All entries must be repeated exactly; do not include the pictures.
-----
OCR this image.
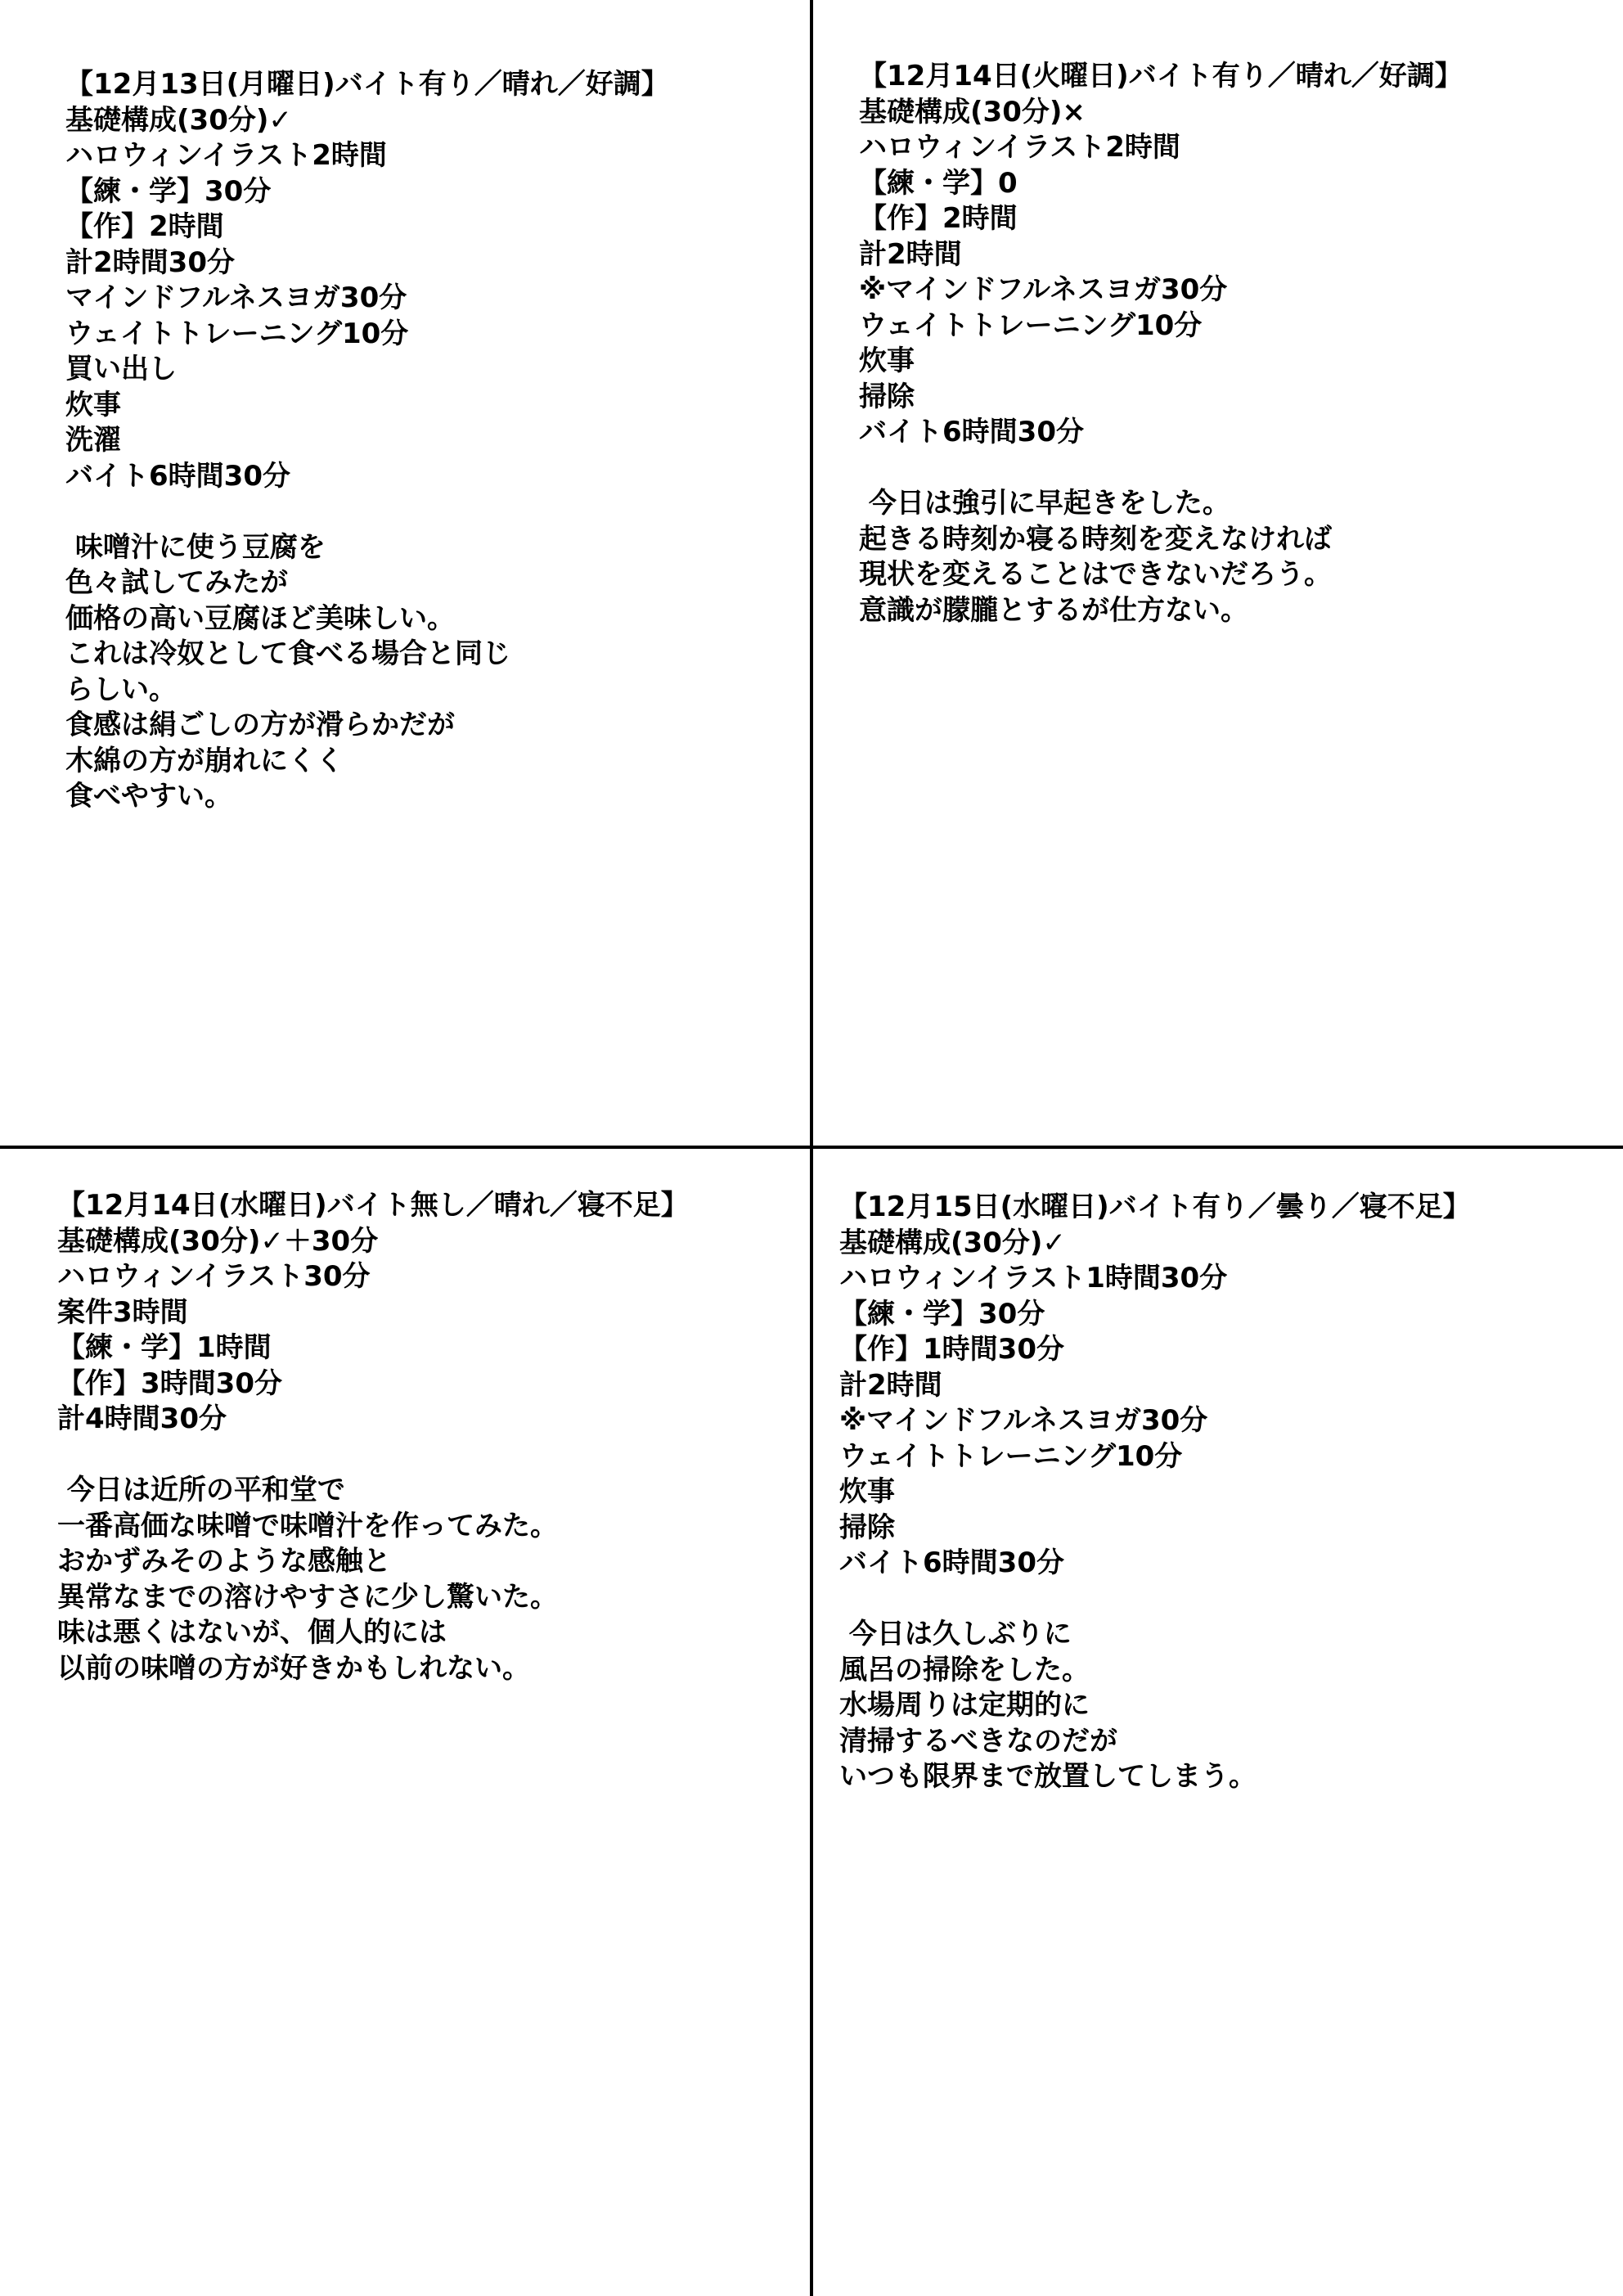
【12月13日(月曜日)バイト有り／晴れ／好調】
基礎構成(30分)✓
ハロウィンイラスト2時間
【練・学】30分
【作】2時間
計2時間30分
マインドフルネスヨガ30分
ウェイトトレーニング10分
買い出し
炊事
洗濯
バイト6時間30分
味噌汁に使う豆腐を
色々試してみたが
価格の高い豆腐ほど美味しい。
これは冷奴として食べる場合と同じ
らしい。
食感は絹ごしの方が滑らかだが
木綿の方が崩れにくく
食べやすい。
【12月14日(火曜日)バイト有り／晴れ／好調】
基礎構成(30分)×
ハロウィンイラスト2時間
【練・学】0
【作】2時間
計2時間
※マインドフルネスヨガ30分
ウェイトトレーニング10分
炊事
掃除
バイト6時間30分
今日は強引に早起きをした。
起きる時刻か寝る時刻を変えなければ
現状を変えることはできないだろう。
意識が朦朧とするが仕方ない。
【12月14日(水曜日)バイト無し／晴れ／寝不足】
基礎構成(30分)✓＋30分
ハロウィンイラスト30分
案件3時間
【練・学】1時間
【作】3時間30分
計4時間30分
今日は近所の平和堂で
一番高価な味噌で味噌汁を作ってみた。
おかずみそのような感触と
異常なまでの溶けやすさに少し驚いた。
味は悪くはないが、個人的には
以前の味噌の方が好きかもしれない。
【12月15日(水曜日)バイト有り／曇り／寝不足】
基礎構成(30分)✓
ハロウィンイラスト1時間30分
【練・学】30分
【作】1時間30分
計2時間
※マインドフルネスヨガ30分
ウェイトトレーニング10分
炊事
掃除
バイト6時間30分
今日は久しぶりに
風呂の掃除をした。
水場周りは定期的に
清掃するべきなのだが
いつも限界まで放置してしまう。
-----
◆ **Result of the exercise**:
OCR this image.
【12月13日(月曜日)バイト有り／晴れ／好調】
基礎構成(30分)✓
ハロウィンイラスト2時間
【練・学】30分
【作】2時間
計2時間30分
マインドフルネスヨガ30分
ウェイトトレーニング10分
買い出し
炊事
洗濯
バイト6時間30分
味噌汁に使う豆腐を
色々試してみたが
価格の高い豆腐ほど美味しい。
これは冷奴として食べる場合と同じ
らしい。
食感は絹ごしの方が滑らかだが
木綿の方が崩れにくく
食べやすい。
【12月14日(火曜日)バイト有り／晴れ／好調】
基礎構成(30分)×
ハロウィンイラスト2時間
【練・学】0
【作】2時間
計2時間
※マインドフルネスヨガ30分
ウェイトトレーニング10分
炊事
掃除
バイト6時間30分
今日は強引に早起きをした。
起きる時刻か寝る時刻を変えなければ
現状を変えることはできないだろう。
意識が朦朧とするが仕方ない。
【12月14日(水曜日)バイト無し／晴れ／寝不足】
基礎構成(30分)✓＋30分
ハロウィンイラスト30分
案件3時間
【練・学】1時間
【作】3時間30分
計4時間30分
今日は近所の平和堂で
一番高価な味噌で味噌汁を作ってみた。
おかずみそのような感触と
異常なまでの溶けやすさに少し驚いた。
味は悪くはないが、個人的には
以前の味噌の方が好きかもしれない。
【12月15日(水曜日)バイト有り／曇り／寝不足】
基礎構成(30分)✓
ハロウィンイラスト1時間30分
【練・学】30分
【作】1時間30分
計2時間
※マインドフルネスヨガ30分
ウェイトトレーニング10分
炊事
掃除
バイト6時間30分
今日は久しぶりに
風呂の掃除をした。
水場周りは定期的に
清掃するべきなのだが
いつも限界まで放置してしまう。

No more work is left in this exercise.